* BEGIN Passage given *
Tagged as: The ex-factor, Troubled relationships<< Previous question   Next question >>
Question - (8 July 2008) 10 Answers - (Newest, 11 August 2008)
A female Bangladesh age 36-40, anonymous writes:

ok , so me an my ex got together about a year ago.

we spent a lot of time together, probably too much, but all that time was spent at his, at his mates ir driving him to and from his mates, i never had anychance to see my mates, when i did break the routine and go out,he would whinge like a baby cause i was goin out with out him, ask why he didnt get invited m i treied to explain to him that that was my space with out him, that i needed a break sometimes, this he didnt understand and accused me of cheating on him rang an text me with abouse, so its over now, easy enough,

but i go out once a month to a *do* i havent been for a long time, but have just started going again, with out thinking about it , when u went back last month, as friends , i took him with me and a few mates, i couldnt enjoy myself as he was there, it just wasnt my kind of scence to have a boyfriend/exboyfriend at, so my night sucked,big time.
* END Passage given *
* BEGIN Data supplied *
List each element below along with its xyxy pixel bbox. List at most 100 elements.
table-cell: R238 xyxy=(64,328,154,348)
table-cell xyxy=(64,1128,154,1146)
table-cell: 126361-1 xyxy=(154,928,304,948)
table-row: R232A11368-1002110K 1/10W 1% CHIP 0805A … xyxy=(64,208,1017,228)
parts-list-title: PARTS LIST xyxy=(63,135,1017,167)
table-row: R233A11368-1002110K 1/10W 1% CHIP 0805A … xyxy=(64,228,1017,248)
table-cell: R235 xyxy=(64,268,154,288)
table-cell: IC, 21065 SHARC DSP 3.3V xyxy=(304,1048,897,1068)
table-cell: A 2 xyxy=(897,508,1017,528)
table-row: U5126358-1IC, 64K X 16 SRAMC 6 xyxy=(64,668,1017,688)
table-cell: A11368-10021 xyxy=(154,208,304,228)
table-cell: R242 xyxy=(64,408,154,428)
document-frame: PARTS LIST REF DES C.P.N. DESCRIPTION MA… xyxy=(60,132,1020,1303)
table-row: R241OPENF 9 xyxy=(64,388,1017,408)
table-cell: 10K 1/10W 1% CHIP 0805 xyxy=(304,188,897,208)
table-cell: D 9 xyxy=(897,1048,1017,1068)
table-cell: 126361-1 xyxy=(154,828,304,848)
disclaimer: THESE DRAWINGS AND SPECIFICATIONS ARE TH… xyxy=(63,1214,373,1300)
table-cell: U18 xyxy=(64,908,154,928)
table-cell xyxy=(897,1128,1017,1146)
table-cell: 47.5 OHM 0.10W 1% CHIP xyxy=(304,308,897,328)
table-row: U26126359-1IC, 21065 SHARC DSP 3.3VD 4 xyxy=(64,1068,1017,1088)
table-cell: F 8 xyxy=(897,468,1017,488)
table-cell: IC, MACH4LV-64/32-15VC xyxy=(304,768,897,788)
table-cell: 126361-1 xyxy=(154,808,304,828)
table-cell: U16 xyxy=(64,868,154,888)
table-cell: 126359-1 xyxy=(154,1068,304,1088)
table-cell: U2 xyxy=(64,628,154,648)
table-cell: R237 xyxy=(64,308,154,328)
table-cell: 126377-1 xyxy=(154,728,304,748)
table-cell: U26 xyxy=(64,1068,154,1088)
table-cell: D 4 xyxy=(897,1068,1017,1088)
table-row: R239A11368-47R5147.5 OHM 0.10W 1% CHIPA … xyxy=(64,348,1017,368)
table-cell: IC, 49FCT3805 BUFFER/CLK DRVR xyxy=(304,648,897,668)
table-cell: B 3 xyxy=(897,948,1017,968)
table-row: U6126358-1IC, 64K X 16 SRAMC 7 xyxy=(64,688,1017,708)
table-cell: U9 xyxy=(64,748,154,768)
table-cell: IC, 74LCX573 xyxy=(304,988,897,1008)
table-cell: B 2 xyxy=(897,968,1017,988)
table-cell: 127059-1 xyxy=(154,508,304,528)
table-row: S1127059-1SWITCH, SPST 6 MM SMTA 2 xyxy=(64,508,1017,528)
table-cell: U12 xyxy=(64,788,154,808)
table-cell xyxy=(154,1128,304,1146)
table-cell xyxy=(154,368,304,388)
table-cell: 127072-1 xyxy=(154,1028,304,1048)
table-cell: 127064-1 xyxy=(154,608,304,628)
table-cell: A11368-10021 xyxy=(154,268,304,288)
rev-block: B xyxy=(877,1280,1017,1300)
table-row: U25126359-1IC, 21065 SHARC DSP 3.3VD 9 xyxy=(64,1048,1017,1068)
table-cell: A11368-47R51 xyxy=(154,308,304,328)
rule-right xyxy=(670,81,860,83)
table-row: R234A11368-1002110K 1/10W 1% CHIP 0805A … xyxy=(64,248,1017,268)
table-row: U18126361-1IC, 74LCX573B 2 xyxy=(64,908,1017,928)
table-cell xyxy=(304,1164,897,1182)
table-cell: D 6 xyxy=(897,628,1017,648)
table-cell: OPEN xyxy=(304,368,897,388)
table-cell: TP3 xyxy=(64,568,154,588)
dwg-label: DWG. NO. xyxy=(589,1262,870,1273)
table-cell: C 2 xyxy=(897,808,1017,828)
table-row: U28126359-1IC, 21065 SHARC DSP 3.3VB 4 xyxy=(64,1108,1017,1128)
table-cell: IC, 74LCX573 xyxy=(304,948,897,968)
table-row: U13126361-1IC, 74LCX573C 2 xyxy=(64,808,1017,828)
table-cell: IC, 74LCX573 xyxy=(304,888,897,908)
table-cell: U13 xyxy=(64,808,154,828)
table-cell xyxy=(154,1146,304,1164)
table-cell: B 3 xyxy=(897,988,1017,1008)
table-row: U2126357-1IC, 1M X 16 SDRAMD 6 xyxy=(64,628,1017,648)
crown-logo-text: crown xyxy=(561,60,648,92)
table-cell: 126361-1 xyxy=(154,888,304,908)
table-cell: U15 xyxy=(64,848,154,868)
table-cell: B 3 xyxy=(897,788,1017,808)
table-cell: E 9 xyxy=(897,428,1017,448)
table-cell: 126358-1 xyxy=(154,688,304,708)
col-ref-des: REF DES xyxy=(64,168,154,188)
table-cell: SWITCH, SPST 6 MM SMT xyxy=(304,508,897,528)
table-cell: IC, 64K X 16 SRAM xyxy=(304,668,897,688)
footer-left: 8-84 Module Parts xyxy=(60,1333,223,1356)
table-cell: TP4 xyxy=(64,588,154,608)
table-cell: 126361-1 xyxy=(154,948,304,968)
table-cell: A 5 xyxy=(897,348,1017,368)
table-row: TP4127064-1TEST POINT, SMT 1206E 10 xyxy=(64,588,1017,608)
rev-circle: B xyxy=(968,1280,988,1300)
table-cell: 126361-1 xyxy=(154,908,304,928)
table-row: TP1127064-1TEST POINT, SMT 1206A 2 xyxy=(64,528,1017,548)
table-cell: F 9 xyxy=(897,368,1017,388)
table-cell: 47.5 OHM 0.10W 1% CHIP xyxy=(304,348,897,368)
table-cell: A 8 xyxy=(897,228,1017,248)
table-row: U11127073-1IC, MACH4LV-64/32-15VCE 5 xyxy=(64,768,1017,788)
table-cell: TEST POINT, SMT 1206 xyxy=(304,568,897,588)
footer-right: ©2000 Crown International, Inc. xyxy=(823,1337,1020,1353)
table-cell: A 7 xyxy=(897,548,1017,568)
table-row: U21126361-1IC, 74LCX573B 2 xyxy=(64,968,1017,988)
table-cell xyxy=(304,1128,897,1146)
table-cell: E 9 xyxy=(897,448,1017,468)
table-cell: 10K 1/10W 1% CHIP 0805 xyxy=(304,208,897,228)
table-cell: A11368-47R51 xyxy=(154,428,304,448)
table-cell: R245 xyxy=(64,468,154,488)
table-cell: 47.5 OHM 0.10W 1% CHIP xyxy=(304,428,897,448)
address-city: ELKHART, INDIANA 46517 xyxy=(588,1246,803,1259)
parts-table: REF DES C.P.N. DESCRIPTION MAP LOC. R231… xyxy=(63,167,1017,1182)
* END Data supplied *
-- Problems and tasks --
A: In the forum post, swap "anonymous" for "unnamed" and write out the passage from "Tagged as: The" to "a year ago.".
B: Carry the forum post about the ex-boyfriend forward from the last sentence shown.
Nothing in the records matters for this work.

-- Responses to the tasks --
A:
Tagged as: The ex-factor, Troubled relationships<< Previous question   Next question >>
Question - (8 July 2008) 10 Answers - (Newest, 11 August 2008)
A female Bangladesh age 36-40, unnamed writes:

ok , so me an my ex got together about a year ago.

B:
he then got hime and invited all of him mates to the next one *bear in mind,i t sounds stupid, but only a select number of people know about this place otherwise it would get ruined and fights may start happening*

so i had to lie to him about when it was to stop him from turning up , i had an amazing night , it was just like the old times , all my old mates etc, i feel really bad for lying to him , and he does know that i did, it may sound stupid and selfish, but how do i get him to not go either at all/all the time/ or so we can both go with out the other being there- kinda alternate,

i see it as my night out with my friends, i dont wana stop going cause he is there and i cant enjoy myself if he is , he has plenty of place to go , like boat partys n crazy stuff like that , i cant even talk to on of his friends on msn, but he cant take my night away from me......??

its not fair.....

how do i nicely ask him not to be there all the time, its only once a month for 6months a yeat, its been going for 5 years and hes never been , its not like he will miss it ??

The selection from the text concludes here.